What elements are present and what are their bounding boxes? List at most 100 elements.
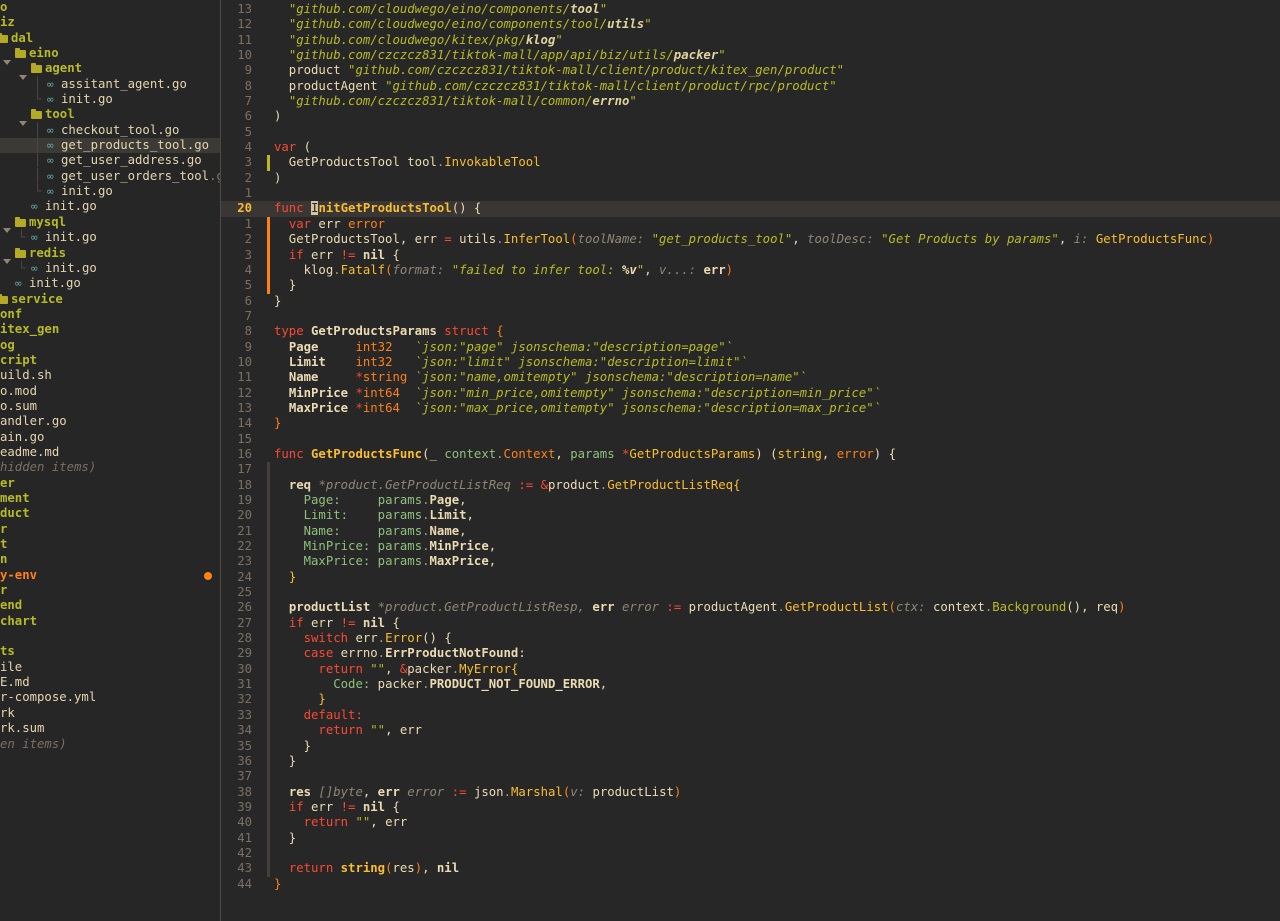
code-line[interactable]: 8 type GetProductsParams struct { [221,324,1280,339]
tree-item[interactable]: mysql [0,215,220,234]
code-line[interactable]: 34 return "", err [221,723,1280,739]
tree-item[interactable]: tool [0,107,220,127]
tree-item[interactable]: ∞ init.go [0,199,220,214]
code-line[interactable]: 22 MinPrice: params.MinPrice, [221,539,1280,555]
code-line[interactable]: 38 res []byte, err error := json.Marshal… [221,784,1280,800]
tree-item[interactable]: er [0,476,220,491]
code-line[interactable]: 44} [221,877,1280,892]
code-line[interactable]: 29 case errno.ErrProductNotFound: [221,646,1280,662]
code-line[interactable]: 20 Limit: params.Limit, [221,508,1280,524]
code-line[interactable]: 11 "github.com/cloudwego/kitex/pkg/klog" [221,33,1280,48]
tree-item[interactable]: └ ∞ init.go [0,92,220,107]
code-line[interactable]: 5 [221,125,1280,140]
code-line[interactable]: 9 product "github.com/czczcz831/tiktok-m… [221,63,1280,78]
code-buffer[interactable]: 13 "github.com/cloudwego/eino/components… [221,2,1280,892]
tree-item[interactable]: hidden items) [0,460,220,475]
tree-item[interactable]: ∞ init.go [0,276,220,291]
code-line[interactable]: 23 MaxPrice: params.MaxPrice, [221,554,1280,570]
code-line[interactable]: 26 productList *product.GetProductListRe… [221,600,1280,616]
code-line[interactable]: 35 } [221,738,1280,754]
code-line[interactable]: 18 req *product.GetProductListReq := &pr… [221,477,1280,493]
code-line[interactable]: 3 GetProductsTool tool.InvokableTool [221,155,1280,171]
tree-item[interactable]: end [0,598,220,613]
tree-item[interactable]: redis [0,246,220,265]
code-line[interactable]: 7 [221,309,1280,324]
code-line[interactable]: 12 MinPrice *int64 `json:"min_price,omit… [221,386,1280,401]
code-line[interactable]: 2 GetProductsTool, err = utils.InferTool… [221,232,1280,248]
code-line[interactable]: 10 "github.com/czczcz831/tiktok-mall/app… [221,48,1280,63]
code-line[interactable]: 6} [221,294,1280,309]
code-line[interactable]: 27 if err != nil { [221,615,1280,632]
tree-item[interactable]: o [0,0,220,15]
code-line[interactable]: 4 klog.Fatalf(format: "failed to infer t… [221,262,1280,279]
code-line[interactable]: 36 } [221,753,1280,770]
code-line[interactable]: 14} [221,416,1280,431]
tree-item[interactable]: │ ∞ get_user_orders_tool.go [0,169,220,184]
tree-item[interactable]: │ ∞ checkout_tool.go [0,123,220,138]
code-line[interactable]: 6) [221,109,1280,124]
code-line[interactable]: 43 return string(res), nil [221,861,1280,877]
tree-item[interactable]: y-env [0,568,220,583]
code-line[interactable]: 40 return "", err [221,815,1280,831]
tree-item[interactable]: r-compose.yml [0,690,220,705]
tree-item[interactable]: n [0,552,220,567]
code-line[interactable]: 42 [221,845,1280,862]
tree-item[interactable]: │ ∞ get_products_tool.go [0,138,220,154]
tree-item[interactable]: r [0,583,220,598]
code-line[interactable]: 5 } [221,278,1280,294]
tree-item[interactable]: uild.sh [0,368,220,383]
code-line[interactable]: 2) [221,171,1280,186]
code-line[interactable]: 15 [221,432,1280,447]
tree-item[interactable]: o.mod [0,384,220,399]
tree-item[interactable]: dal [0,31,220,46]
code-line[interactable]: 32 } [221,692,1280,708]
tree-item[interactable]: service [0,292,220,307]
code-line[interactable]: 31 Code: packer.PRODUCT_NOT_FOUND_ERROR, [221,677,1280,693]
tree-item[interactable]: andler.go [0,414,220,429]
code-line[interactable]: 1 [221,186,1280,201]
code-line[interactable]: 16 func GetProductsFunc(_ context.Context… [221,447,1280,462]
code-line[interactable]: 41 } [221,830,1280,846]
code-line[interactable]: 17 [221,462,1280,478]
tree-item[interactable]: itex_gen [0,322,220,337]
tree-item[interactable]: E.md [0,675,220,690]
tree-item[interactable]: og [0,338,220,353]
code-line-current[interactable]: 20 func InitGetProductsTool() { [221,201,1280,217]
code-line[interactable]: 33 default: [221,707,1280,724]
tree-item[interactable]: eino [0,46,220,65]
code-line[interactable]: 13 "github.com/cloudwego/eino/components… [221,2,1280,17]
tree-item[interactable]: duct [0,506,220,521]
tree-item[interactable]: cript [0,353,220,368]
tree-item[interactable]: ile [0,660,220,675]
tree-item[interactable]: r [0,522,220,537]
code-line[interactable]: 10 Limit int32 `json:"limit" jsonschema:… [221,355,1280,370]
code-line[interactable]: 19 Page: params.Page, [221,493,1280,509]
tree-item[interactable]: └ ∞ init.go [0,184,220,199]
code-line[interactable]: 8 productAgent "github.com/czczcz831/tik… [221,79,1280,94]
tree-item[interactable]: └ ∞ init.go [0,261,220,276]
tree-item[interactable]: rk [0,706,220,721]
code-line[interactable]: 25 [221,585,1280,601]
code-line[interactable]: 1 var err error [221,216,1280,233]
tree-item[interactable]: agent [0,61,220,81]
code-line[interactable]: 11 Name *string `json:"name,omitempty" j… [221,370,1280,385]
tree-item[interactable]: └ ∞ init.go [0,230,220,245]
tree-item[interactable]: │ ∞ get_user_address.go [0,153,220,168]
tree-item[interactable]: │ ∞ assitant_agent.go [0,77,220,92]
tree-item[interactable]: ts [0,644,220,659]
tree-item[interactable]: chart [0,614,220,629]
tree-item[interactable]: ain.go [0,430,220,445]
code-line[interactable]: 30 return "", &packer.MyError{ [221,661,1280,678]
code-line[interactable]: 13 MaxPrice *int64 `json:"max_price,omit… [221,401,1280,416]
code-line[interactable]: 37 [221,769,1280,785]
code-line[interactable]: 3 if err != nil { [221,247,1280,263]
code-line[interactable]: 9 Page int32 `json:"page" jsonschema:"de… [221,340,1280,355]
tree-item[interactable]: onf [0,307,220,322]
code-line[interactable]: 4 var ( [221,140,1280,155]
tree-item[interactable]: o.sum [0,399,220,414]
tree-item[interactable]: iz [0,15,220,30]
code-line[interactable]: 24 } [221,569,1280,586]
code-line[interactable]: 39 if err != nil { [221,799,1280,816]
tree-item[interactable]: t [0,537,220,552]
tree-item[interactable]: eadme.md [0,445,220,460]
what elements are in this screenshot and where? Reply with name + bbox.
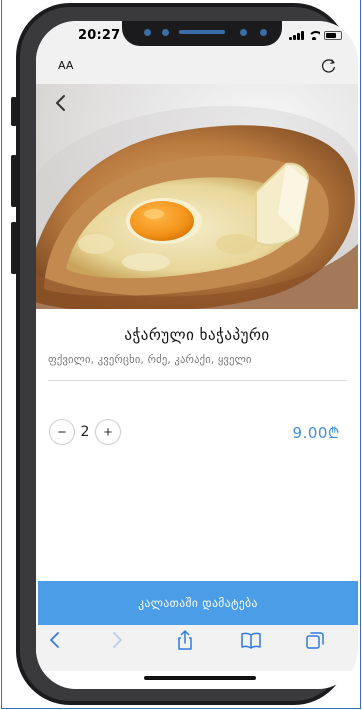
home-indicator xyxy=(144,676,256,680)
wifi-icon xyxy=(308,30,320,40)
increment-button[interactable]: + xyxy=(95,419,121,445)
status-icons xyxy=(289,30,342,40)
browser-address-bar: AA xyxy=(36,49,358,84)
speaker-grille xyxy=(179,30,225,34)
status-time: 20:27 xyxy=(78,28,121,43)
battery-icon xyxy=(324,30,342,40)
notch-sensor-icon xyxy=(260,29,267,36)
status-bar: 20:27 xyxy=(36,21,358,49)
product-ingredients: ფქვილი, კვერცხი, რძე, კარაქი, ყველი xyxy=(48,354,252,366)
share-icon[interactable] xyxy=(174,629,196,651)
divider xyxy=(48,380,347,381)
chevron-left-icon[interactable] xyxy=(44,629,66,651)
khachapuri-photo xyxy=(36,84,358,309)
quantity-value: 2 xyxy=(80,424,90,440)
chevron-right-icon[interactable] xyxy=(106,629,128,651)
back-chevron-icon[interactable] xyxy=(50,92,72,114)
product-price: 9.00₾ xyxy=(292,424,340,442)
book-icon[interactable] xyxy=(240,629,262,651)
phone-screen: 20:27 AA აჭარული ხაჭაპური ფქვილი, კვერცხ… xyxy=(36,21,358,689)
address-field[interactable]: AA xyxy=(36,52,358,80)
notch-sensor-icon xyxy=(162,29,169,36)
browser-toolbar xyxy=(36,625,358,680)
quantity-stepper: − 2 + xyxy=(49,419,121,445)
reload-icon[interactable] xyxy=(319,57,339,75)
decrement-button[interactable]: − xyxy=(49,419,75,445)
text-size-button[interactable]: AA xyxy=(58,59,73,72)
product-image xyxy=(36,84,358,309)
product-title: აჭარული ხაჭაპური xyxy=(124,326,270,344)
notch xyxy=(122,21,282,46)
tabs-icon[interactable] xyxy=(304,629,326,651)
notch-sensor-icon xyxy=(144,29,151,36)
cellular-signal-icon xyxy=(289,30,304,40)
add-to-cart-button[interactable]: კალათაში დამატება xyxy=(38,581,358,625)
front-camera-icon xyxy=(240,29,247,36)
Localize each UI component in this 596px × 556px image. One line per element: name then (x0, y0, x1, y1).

++++++++

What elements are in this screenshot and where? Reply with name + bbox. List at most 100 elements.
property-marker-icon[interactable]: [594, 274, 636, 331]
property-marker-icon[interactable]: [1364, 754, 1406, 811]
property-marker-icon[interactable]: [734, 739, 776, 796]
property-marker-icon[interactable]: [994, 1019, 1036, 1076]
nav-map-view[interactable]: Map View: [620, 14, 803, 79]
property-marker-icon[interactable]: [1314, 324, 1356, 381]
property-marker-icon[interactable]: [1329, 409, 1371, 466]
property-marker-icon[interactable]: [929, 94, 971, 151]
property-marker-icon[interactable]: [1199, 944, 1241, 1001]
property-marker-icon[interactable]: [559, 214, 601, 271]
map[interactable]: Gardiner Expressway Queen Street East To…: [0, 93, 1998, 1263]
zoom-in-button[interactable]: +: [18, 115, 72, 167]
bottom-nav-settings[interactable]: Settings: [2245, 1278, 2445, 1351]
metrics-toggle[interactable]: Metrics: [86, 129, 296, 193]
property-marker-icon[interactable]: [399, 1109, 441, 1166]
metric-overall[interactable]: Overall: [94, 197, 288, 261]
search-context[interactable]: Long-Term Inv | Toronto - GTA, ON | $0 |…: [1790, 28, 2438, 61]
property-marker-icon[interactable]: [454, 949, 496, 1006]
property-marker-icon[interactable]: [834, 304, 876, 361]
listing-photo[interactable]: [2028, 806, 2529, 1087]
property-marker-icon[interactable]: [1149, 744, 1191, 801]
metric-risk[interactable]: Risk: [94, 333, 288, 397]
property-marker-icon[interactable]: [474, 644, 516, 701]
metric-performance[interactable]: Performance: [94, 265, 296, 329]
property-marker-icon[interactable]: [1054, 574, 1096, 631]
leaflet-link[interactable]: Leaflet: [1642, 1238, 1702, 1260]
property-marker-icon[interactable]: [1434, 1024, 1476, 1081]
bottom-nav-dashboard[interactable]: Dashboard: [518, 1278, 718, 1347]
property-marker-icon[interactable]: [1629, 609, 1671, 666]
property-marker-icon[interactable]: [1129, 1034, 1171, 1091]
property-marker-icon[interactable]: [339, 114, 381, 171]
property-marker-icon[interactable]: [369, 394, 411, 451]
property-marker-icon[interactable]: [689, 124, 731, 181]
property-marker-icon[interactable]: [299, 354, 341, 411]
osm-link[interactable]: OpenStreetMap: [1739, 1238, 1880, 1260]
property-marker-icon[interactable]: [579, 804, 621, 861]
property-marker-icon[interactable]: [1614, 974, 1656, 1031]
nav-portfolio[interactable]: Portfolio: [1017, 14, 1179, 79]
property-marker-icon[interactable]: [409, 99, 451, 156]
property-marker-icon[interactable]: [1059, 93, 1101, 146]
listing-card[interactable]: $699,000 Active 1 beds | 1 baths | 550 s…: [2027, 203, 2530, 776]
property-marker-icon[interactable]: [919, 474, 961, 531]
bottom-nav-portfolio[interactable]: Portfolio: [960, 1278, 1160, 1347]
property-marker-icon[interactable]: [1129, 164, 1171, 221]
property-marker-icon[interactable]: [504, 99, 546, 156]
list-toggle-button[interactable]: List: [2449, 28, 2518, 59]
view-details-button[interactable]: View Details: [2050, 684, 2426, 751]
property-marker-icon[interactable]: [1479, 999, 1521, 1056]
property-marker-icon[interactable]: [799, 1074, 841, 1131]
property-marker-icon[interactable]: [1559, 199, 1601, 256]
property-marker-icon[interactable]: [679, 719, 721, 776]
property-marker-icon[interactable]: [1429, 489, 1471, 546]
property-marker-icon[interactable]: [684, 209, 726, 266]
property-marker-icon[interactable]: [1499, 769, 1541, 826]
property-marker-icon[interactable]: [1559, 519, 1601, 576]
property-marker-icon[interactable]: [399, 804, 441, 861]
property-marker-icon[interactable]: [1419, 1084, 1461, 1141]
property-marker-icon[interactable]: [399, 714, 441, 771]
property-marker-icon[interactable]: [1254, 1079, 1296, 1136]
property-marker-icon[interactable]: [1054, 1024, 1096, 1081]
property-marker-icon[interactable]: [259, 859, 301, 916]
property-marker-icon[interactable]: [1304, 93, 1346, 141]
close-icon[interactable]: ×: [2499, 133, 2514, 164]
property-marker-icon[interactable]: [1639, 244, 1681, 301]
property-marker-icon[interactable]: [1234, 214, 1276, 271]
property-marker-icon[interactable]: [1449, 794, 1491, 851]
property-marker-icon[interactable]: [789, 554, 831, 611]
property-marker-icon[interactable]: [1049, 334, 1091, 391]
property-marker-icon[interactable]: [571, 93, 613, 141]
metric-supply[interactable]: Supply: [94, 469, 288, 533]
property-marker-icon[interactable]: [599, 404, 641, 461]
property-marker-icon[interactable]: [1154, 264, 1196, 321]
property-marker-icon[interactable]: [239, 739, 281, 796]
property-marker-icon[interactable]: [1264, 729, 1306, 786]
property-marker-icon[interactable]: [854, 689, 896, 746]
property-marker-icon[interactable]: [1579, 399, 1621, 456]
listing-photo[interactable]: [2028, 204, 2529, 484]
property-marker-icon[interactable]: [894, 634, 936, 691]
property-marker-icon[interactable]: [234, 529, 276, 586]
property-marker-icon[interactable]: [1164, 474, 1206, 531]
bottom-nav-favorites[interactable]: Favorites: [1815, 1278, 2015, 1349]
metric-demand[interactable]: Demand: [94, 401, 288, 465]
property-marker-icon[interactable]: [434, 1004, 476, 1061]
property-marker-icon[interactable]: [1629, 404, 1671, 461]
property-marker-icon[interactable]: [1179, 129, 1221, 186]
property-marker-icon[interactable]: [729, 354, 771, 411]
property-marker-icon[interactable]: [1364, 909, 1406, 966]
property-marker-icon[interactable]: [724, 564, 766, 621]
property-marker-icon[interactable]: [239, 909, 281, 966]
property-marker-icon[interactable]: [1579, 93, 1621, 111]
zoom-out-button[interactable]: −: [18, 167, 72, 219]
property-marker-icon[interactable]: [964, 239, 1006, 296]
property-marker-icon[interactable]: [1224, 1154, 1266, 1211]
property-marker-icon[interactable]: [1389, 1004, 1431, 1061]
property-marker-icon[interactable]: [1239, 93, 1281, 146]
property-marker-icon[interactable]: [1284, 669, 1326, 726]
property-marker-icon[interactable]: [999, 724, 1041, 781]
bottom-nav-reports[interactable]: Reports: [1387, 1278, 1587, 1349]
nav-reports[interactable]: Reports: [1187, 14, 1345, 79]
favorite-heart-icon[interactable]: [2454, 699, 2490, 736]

++++++++

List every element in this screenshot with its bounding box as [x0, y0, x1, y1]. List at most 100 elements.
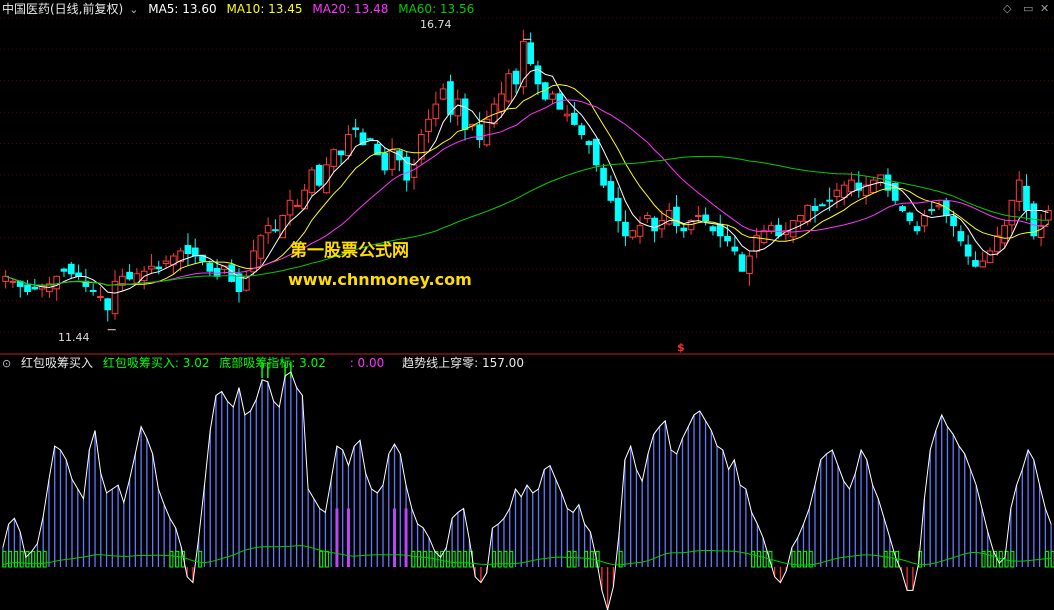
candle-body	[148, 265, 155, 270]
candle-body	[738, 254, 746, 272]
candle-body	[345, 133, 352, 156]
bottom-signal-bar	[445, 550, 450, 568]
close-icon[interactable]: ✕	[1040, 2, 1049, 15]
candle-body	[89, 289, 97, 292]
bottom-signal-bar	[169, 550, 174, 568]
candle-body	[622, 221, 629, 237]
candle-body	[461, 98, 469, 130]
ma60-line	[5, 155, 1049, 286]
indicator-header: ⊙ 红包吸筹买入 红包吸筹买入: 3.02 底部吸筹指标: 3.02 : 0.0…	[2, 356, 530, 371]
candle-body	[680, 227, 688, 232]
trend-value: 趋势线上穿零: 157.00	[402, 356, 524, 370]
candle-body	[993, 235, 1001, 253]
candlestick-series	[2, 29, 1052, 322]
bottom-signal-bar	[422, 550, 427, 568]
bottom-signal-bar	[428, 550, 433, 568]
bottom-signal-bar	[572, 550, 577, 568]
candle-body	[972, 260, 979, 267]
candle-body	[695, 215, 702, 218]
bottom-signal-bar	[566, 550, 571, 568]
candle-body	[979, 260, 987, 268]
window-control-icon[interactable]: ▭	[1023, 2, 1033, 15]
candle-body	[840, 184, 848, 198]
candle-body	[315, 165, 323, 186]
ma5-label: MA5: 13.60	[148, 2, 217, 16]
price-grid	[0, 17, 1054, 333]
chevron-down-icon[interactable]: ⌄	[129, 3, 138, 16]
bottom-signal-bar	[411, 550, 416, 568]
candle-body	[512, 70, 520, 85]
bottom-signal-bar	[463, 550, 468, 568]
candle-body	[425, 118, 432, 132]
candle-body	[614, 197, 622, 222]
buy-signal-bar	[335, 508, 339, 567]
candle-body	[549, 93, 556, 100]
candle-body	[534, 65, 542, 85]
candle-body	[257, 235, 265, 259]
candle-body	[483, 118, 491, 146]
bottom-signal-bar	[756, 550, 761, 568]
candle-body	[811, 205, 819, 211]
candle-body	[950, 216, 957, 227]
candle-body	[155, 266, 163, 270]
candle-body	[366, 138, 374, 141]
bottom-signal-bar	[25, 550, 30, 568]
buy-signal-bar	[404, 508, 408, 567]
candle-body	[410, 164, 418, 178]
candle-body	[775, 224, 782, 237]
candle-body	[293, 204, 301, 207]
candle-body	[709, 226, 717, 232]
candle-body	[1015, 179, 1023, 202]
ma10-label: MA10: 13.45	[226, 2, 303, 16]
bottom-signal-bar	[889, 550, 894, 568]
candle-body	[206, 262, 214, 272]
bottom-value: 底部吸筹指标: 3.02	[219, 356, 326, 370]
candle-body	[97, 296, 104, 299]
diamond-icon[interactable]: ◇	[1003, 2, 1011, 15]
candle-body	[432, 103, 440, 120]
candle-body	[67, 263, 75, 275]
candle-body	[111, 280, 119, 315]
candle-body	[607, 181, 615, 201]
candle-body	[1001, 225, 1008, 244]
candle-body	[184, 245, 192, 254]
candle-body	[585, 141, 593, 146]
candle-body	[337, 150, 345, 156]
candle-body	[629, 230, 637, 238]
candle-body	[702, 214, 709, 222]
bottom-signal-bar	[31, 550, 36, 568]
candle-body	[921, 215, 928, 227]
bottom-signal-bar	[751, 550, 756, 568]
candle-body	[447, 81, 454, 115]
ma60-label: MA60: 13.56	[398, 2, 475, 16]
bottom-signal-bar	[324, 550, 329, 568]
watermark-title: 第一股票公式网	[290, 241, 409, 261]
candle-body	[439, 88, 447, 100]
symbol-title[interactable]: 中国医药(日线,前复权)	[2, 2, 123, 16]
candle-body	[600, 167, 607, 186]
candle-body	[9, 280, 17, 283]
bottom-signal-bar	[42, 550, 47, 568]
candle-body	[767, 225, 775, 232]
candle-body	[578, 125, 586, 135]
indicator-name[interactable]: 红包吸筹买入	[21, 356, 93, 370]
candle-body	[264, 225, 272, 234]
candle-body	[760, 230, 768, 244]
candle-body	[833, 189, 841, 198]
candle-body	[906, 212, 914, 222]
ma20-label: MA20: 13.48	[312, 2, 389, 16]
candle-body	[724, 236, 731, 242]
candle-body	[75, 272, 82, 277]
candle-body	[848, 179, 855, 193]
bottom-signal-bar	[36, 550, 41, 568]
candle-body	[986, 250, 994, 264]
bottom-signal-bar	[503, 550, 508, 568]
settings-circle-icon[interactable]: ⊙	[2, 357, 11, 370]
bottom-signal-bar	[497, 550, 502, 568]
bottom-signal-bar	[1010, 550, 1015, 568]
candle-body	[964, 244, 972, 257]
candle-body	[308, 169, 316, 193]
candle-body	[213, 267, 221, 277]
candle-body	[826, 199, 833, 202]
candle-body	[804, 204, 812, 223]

++++++++

### Exercise prompt:
Please retype the data above exactly, from the line containing "bbox. List at most 100 elements." to the line containing "property-marker-icon[interactable]: [1314, 324, 1356, 381]", including both of those lines.

### Full answer:
What elements are in this screenshot and where? Reply with name + bbox. List at most 100 elements.
property-marker-icon[interactable]: [594, 274, 636, 331]
property-marker-icon[interactable]: [1364, 754, 1406, 811]
property-marker-icon[interactable]: [734, 739, 776, 796]
property-marker-icon[interactable]: [994, 1019, 1036, 1076]
nav-map-view[interactable]: Map View: [620, 14, 803, 79]
property-marker-icon[interactable]: [1314, 324, 1356, 381]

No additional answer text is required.